Stated problem: Tally the lines of the data that include the word "image" and state the total, nothing else.

START

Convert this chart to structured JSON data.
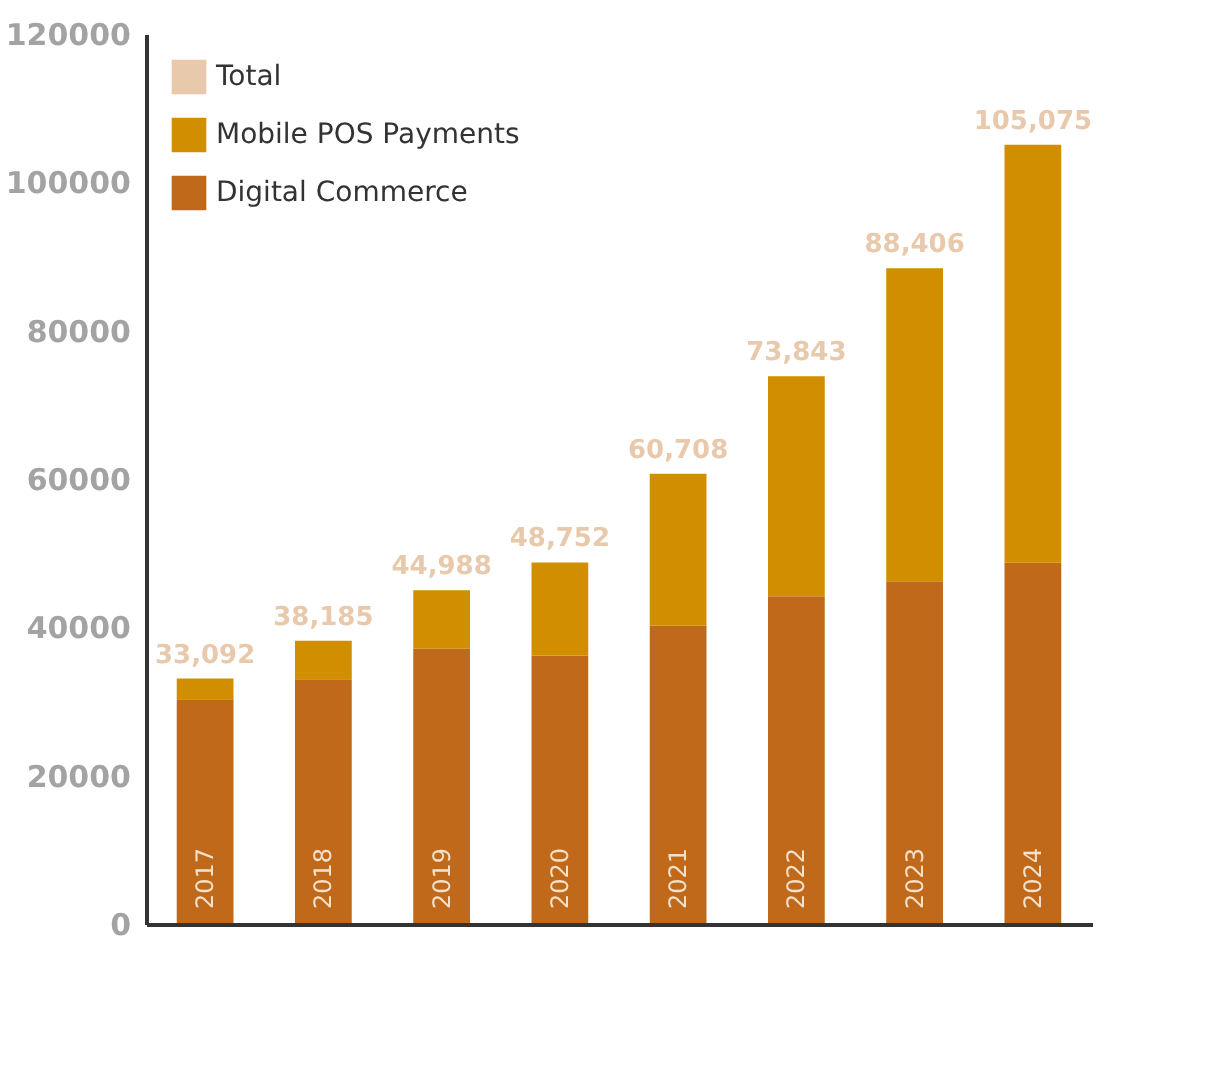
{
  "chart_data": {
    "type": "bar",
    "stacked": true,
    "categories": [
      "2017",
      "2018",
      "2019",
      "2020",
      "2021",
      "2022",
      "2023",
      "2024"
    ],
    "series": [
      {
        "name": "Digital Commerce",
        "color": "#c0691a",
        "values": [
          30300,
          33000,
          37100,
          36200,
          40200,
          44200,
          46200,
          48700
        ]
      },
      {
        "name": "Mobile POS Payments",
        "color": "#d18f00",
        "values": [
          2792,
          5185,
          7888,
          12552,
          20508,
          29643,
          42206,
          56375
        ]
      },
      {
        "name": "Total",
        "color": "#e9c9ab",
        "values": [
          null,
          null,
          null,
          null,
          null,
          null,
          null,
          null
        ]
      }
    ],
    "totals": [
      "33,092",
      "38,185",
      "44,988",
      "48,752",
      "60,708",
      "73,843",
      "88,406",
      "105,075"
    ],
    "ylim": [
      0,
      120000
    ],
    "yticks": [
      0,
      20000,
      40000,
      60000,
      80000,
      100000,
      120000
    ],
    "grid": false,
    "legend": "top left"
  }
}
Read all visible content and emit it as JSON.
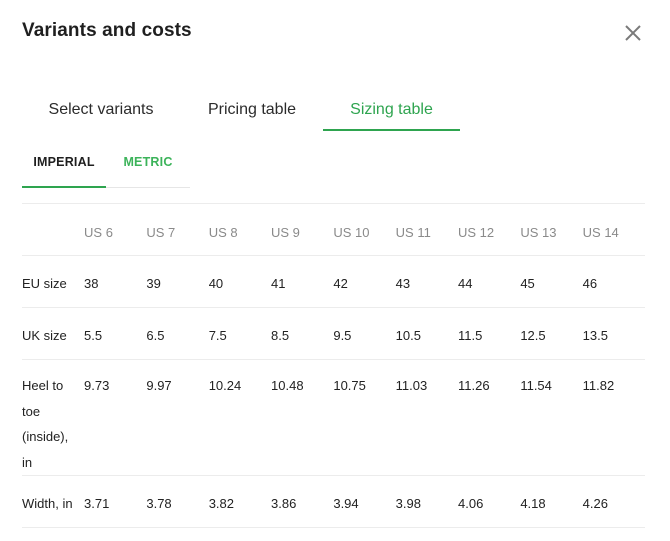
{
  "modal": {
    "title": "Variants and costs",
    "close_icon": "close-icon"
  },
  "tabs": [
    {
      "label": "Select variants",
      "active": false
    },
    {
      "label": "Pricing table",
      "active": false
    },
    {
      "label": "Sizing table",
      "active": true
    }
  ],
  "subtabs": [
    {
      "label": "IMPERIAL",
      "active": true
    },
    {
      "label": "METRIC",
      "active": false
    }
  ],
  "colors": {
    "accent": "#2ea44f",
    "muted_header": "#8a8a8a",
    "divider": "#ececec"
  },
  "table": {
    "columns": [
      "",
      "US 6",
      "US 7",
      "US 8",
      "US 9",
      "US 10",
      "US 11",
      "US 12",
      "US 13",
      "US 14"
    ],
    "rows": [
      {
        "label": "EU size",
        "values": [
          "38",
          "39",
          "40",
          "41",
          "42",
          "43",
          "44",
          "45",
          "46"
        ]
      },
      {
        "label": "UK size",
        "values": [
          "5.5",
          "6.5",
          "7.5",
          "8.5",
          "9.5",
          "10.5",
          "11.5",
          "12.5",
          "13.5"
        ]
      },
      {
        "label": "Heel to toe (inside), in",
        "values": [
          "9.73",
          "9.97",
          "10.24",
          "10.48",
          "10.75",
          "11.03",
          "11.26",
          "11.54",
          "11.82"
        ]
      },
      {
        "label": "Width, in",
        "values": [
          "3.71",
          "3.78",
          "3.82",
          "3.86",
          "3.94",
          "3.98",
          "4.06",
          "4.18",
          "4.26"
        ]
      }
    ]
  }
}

END
START

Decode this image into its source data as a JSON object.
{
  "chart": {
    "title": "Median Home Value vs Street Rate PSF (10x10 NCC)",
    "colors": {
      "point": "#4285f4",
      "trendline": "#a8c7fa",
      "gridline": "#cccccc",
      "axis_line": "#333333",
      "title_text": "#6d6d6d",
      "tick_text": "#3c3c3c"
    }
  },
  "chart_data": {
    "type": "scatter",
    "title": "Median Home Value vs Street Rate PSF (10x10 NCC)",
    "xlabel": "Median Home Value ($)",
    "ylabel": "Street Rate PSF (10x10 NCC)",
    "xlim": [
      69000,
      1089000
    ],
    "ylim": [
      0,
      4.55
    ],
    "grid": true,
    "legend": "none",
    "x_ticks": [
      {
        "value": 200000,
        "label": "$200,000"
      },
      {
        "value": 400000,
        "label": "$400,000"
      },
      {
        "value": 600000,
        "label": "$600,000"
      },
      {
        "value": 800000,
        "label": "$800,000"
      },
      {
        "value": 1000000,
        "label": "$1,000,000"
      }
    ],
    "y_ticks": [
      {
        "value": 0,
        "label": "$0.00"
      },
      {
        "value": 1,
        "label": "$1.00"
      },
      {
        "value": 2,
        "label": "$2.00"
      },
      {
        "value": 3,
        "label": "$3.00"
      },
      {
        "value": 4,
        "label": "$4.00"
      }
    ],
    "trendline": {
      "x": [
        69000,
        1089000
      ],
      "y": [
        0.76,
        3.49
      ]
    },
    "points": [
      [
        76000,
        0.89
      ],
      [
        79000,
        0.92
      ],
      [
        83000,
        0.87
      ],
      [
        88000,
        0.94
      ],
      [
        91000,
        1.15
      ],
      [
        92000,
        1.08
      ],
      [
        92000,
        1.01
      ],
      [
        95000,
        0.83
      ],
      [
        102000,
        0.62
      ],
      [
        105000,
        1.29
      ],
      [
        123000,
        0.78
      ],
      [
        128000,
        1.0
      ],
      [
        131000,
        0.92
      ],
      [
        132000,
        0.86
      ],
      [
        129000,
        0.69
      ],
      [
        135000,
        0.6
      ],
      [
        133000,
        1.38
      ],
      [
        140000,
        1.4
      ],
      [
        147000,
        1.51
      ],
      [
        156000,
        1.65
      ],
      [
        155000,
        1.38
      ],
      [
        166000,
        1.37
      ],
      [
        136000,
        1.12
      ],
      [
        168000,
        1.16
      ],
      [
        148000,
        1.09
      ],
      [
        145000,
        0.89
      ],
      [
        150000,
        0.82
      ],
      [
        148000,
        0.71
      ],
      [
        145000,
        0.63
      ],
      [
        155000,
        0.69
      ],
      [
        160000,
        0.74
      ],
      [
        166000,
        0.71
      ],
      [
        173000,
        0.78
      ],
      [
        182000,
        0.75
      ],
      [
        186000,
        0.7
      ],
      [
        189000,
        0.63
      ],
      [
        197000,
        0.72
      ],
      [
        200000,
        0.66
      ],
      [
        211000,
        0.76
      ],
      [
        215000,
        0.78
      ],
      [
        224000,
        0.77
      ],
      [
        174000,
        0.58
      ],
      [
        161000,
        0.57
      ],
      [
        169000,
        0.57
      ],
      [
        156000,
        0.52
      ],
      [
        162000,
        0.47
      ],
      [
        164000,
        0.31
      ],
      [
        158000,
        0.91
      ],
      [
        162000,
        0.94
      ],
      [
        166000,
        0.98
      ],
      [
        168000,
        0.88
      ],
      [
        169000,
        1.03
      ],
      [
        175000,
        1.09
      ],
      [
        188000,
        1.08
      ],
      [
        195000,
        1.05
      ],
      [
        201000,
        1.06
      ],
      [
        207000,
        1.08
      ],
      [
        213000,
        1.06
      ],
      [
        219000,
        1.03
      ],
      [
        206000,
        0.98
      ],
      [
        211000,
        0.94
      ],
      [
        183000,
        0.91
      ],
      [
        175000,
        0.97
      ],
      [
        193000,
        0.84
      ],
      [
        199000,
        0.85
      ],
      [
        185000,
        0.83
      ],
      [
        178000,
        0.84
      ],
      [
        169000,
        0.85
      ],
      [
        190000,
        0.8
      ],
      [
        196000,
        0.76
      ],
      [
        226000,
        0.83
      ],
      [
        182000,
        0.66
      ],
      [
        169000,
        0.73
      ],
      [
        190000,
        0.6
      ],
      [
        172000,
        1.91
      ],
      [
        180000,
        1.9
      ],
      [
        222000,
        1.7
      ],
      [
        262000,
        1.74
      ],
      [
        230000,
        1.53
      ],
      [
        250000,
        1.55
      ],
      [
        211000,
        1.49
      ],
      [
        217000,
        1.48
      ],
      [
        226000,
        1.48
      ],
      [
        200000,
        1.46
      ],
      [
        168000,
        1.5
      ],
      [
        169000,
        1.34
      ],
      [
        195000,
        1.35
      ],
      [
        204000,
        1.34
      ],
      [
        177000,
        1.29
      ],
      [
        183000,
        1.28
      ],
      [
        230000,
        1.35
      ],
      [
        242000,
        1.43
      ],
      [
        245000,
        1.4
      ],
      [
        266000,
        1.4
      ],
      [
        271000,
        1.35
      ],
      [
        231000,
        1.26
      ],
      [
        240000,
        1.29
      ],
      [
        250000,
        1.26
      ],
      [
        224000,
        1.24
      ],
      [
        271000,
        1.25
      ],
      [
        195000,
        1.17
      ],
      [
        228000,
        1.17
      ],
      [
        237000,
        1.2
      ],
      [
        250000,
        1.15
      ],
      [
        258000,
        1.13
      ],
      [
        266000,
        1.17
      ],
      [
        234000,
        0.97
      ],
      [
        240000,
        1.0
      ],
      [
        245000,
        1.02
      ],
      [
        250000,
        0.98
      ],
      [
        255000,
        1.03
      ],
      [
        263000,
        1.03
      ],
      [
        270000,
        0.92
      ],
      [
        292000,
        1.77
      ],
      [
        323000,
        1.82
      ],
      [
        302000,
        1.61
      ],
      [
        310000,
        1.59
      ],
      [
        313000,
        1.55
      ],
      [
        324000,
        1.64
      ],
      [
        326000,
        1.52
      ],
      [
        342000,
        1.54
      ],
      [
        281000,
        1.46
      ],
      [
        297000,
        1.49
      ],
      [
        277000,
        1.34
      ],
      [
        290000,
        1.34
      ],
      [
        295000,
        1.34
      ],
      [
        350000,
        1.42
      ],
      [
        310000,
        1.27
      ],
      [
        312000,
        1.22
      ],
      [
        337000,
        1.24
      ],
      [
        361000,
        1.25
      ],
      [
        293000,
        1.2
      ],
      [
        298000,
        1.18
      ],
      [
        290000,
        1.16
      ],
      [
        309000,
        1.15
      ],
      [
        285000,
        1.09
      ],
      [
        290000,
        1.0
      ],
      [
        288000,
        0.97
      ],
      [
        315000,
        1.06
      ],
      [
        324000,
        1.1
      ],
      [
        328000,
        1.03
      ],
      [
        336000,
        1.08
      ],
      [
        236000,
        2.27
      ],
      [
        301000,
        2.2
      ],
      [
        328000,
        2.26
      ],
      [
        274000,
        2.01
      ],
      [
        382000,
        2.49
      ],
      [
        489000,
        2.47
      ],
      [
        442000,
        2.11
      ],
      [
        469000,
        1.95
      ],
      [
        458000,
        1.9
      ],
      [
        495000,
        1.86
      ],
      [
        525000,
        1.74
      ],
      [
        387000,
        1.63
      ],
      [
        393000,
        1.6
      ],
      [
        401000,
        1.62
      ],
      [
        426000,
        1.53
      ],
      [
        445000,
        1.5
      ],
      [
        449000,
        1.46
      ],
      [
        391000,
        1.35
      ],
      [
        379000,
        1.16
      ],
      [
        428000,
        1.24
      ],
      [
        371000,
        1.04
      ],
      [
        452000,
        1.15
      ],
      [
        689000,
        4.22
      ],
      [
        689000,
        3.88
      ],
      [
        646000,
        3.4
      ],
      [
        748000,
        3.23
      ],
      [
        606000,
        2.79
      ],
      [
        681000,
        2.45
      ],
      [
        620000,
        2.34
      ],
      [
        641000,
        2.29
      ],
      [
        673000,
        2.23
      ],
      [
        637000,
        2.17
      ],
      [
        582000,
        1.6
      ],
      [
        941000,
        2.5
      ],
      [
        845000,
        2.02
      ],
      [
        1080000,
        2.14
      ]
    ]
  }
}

END
START

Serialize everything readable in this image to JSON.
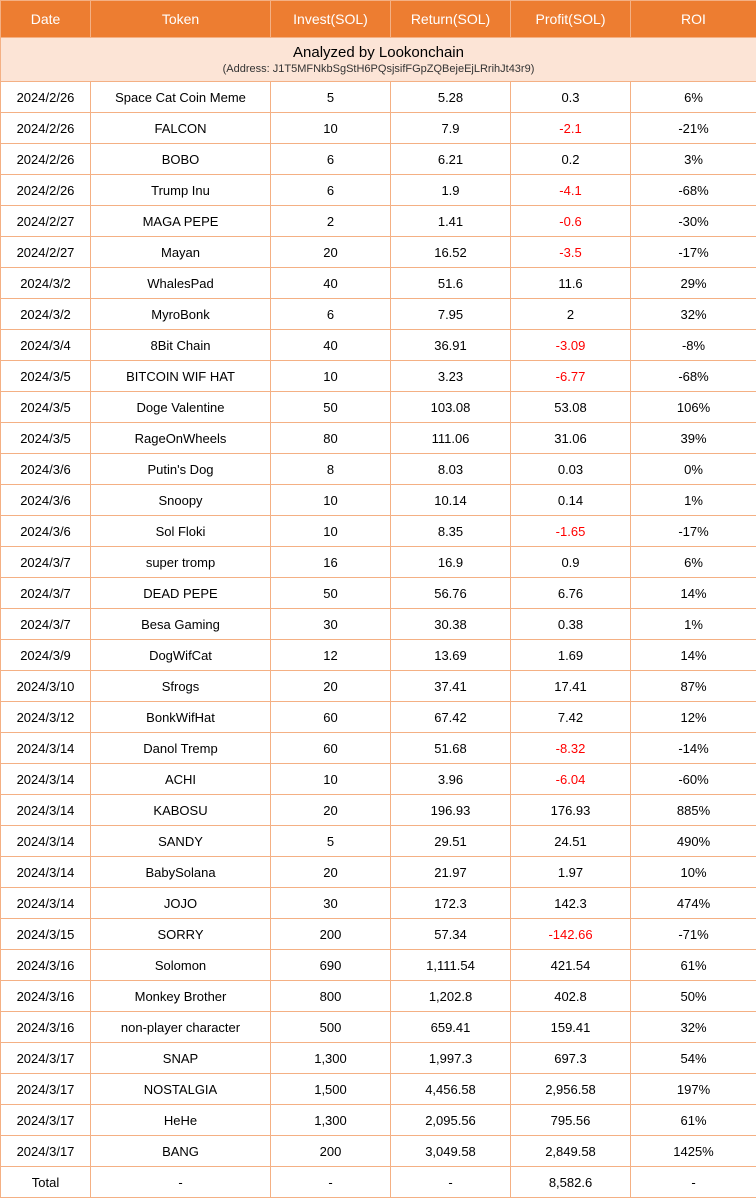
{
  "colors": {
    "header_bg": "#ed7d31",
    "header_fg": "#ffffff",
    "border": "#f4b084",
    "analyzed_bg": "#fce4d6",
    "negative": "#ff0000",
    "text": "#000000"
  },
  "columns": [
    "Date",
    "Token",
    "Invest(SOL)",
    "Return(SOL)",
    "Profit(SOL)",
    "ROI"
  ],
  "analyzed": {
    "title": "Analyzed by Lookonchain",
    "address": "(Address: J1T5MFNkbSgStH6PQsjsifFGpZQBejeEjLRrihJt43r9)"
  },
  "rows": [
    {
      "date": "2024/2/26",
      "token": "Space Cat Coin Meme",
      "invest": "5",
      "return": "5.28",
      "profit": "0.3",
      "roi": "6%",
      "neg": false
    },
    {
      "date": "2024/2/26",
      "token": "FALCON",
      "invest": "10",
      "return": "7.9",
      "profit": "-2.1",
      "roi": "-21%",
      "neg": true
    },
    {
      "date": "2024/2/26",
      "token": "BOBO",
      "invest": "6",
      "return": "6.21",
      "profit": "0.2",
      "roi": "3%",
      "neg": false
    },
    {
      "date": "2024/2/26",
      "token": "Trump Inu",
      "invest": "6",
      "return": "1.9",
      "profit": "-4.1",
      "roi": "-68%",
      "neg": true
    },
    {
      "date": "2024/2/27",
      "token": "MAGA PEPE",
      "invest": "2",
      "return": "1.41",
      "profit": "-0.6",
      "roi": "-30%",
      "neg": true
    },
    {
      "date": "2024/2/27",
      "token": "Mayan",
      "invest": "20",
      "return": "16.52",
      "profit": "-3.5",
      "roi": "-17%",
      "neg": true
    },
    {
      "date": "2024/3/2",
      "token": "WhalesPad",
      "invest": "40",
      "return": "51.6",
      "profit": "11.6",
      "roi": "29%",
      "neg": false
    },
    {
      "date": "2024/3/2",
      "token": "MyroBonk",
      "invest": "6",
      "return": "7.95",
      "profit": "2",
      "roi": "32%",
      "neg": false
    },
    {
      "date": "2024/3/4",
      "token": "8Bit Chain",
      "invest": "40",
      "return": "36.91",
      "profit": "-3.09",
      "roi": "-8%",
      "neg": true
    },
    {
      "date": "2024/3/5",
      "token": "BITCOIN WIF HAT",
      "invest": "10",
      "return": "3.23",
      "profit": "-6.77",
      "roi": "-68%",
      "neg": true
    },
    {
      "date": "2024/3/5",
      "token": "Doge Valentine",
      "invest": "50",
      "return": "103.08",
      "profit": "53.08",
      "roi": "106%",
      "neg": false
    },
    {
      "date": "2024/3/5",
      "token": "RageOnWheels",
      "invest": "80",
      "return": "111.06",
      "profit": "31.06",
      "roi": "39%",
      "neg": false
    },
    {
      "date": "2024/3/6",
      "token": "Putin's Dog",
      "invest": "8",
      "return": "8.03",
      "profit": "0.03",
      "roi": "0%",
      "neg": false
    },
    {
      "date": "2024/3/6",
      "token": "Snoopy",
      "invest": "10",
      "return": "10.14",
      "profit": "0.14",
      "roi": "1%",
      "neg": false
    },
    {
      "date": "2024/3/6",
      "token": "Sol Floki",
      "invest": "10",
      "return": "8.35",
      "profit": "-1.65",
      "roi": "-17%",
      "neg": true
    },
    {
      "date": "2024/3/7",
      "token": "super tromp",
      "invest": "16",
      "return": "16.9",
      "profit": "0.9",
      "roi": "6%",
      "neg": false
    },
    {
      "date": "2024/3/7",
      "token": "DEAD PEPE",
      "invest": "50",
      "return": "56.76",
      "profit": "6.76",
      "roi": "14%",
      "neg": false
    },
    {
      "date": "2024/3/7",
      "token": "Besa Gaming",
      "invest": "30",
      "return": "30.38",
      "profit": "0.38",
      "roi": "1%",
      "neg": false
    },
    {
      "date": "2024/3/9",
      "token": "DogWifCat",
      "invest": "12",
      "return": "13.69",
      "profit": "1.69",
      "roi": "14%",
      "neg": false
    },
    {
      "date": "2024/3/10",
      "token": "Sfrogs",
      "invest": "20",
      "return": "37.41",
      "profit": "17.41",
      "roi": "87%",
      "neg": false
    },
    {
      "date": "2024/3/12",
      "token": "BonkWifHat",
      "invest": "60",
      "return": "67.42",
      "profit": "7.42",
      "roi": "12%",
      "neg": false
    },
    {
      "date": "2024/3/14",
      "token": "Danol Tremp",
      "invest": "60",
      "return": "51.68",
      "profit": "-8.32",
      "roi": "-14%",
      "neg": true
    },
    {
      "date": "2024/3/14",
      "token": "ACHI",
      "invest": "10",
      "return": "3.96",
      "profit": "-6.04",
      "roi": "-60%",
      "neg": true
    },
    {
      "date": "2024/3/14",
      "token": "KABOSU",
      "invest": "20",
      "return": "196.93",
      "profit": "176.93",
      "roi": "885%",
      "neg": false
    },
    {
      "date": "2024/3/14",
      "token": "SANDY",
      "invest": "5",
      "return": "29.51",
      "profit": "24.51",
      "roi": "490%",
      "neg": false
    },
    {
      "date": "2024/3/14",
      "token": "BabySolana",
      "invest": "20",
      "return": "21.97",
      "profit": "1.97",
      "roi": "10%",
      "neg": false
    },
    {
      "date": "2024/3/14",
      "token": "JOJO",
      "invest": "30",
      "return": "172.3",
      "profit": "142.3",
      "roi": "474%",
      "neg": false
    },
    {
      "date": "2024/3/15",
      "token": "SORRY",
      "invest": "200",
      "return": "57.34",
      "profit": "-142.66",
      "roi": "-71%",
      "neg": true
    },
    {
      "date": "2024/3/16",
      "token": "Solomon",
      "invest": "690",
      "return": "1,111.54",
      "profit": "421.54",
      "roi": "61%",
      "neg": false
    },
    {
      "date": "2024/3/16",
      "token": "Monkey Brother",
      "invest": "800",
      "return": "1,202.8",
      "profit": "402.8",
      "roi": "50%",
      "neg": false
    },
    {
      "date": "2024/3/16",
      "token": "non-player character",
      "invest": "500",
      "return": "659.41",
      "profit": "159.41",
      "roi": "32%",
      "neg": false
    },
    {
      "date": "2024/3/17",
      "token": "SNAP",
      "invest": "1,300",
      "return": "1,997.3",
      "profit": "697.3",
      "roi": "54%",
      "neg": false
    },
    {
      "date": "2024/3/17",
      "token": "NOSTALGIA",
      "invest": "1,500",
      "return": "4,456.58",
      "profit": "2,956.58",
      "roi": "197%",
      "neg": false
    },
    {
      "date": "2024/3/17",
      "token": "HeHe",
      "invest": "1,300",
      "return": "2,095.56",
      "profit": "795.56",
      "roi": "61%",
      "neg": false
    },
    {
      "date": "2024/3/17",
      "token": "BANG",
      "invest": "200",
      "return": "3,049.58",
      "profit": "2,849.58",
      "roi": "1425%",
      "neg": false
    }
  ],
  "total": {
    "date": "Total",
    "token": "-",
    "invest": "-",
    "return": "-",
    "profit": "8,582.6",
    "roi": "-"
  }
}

END

Task solution: 2